LISTED RECORDS:
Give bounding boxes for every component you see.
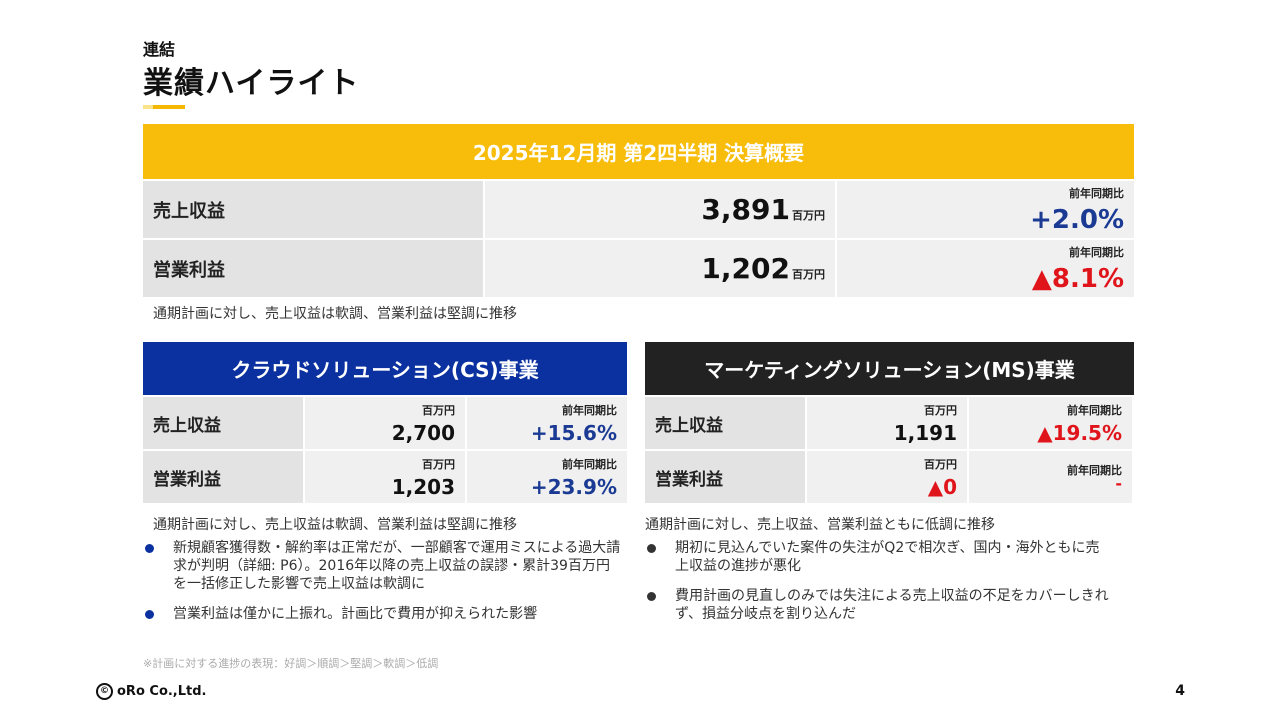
value-number: 1,191 [893, 421, 957, 445]
row-value: 百万円 1,203 [305, 451, 465, 503]
row-label: 営業利益 [143, 451, 303, 503]
cs-heading: クラウドソリューション(CS)事業 [143, 342, 627, 395]
comparison-value: ▲19.5% [1037, 421, 1122, 445]
copyright-icon: © [96, 683, 113, 700]
row-value: 百万円 1,191 [807, 397, 967, 449]
comparison-value: +15.6% [530, 421, 617, 445]
list-item: 費用計画の見直しのみでは失注による売上収益の不足をカバーしきれず、損益分岐点を割… [645, 587, 1110, 623]
unit-label: 百万円 [422, 404, 455, 417]
row-comparison: 前年同期比 +15.6% [467, 397, 627, 449]
value-number: ▲0 [927, 475, 957, 499]
title-underline [143, 105, 185, 109]
comparison-label: 前年同期比 [562, 458, 617, 471]
section-label: 連結 [143, 40, 176, 59]
row-label: 売上収益 [143, 397, 303, 449]
ms-bullet-list: 期初に見込んでいた案件の失注がQ2で相次ぎ、国内・海外ともに売上収益の進捗が悪化… [645, 539, 1110, 635]
ms-segment-table: マーケティングソリューション(MS)事業 売上収益 百万円 1,191 前年同期… [645, 342, 1134, 503]
operating-profit-value: 1,202 [701, 252, 790, 285]
comparison-label: 前年同期比 [1069, 246, 1124, 259]
comparison-value: +2.0% [1030, 205, 1124, 235]
table-row: 売上収益 3,891 百万円 前年同期比 +2.0% [143, 181, 1134, 238]
summary-table: 2025年12月期 第2四半期 決算概要 売上収益 3,891 百万円 前年同期… [143, 124, 1134, 297]
bullet-text: 新規顧客獲得数・解約率は正常だが、一部顧客で運用ミスによる過大請求が判明（詳細:… [173, 540, 621, 592]
company-name: oRo Co.,Ltd. [117, 684, 207, 699]
table-row: 売上収益 百万円 1,191 前年同期比 ▲19.5% [645, 397, 1134, 449]
bullet-icon [145, 610, 154, 619]
bullet-text: 費用計画の見直しのみでは失注による売上収益の不足をカバーしきれず、損益分岐点を割… [675, 588, 1109, 622]
unit-label: 百万円 [924, 458, 957, 471]
list-item: 営業利益は僅かに上振れ。計画比で費用が抑えられた影響 [143, 605, 623, 623]
bullet-icon [145, 544, 154, 553]
row-value: 1,202 百万円 [485, 240, 835, 297]
list-item: 新規顧客獲得数・解約率は正常だが、一部顧客で運用ミスによる過大請求が判明（詳細:… [143, 539, 623, 593]
row-label: 営業利益 [645, 451, 805, 503]
company-logo: © oRo Co.,Ltd. [96, 683, 207, 700]
comparison-value: ▲8.1% [1031, 264, 1124, 294]
bullet-text: 期初に見込んでいた案件の失注がQ2で相次ぎ、国内・海外ともに売上収益の進捗が悪化 [675, 540, 1100, 574]
comparison-label: 前年同期比 [1067, 404, 1122, 417]
cs-segment-table: クラウドソリューション(CS)事業 売上収益 百万円 2,700 前年同期比 +… [143, 342, 627, 503]
comparison-label: 前年同期比 [1067, 464, 1122, 477]
unit-label: 百万円 [792, 267, 825, 281]
footnote: ※計画に対する進捗の表現：好調＞順調＞堅調＞軟調＞低調 [143, 657, 439, 670]
summary-note: 通期計画に対し、売上収益は軟調、営業利益は堅調に推移 [153, 306, 517, 322]
revenue-value: 3,891 [701, 193, 790, 226]
bullet-icon [647, 592, 656, 601]
row-comparison: 前年同期比 +2.0% [837, 181, 1134, 238]
ms-heading: マーケティングソリューション(MS)事業 [645, 342, 1134, 395]
row-label: 営業利益 [143, 240, 483, 297]
value-number: 2,700 [391, 421, 455, 445]
row-value: 百万円 2,700 [305, 397, 465, 449]
ms-note: 通期計画に対し、売上収益、営業利益ともに低調に推移 [645, 517, 995, 533]
row-comparison: 前年同期比 +23.9% [467, 451, 627, 503]
unit-label: 百万円 [792, 208, 825, 222]
bullet-text: 営業利益は僅かに上振れ。計画比で費用が抑えられた影響 [173, 606, 538, 622]
page-number: 4 [1175, 683, 1185, 699]
row-comparison: 前年同期比 ▲8.1% [837, 240, 1134, 297]
value-number: 1,203 [391, 475, 455, 499]
bullet-icon [647, 544, 656, 553]
row-value: 3,891 百万円 [485, 181, 835, 238]
table-row: 営業利益 1,202 百万円 前年同期比 ▲8.1% [143, 240, 1134, 297]
row-label: 売上収益 [645, 397, 805, 449]
comparison-value: +23.9% [530, 475, 617, 499]
table-row: 営業利益 百万円 1,203 前年同期比 +23.9% [143, 451, 627, 503]
cs-bullet-list: 新規顧客獲得数・解約率は正常だが、一部顧客で運用ミスによる過大請求が判明（詳細:… [143, 539, 623, 635]
comparison-label: 前年同期比 [1069, 187, 1124, 200]
unit-label: 百万円 [924, 404, 957, 417]
cs-note: 通期計画に対し、売上収益は軟調、営業利益は堅調に推移 [153, 517, 517, 533]
row-comparison: 前年同期比 - [969, 451, 1132, 503]
summary-heading: 2025年12月期 第2四半期 決算概要 [143, 124, 1134, 179]
row-value: 百万円 ▲0 [807, 451, 967, 503]
list-item: 期初に見込んでいた案件の失注がQ2で相次ぎ、国内・海外ともに売上収益の進捗が悪化 [645, 539, 1110, 575]
unit-label: 百万円 [422, 458, 455, 471]
comparison-label: 前年同期比 [562, 404, 617, 417]
table-row: 売上収益 百万円 2,700 前年同期比 +15.6% [143, 397, 627, 449]
table-row: 営業利益 百万円 ▲0 前年同期比 - [645, 451, 1134, 503]
page-title: 業績ハイライト [143, 66, 360, 101]
row-label: 売上収益 [143, 181, 483, 238]
row-comparison: 前年同期比 ▲19.5% [969, 397, 1132, 449]
comparison-value: - [1115, 474, 1122, 493]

GIVEN PROBLEM:
Rewrite the records from the line containing "value-number: 1,191 [893, 421, 957, 445]" through the line containing "comparison-value: +15.6% [530, 421, 617, 445]", both included, as a numbered list with no blank lines.

RESULT BELOW:
1. value-number: 1,191 [893, 421, 957, 445]
2. row-value: 百万円 1,203 [305, 451, 465, 503]
3. row-label: 営業利益 [143, 451, 303, 503]
4. cs-heading: クラウドソリューション(CS)事業 [143, 342, 627, 395]
5. comparison-value: ▲19.5% [1037, 421, 1122, 445]
6. copyright-icon: © [96, 683, 113, 700]
7. row-value: 百万円 1,191 [807, 397, 967, 449]
8. comparison-value: +15.6% [530, 421, 617, 445]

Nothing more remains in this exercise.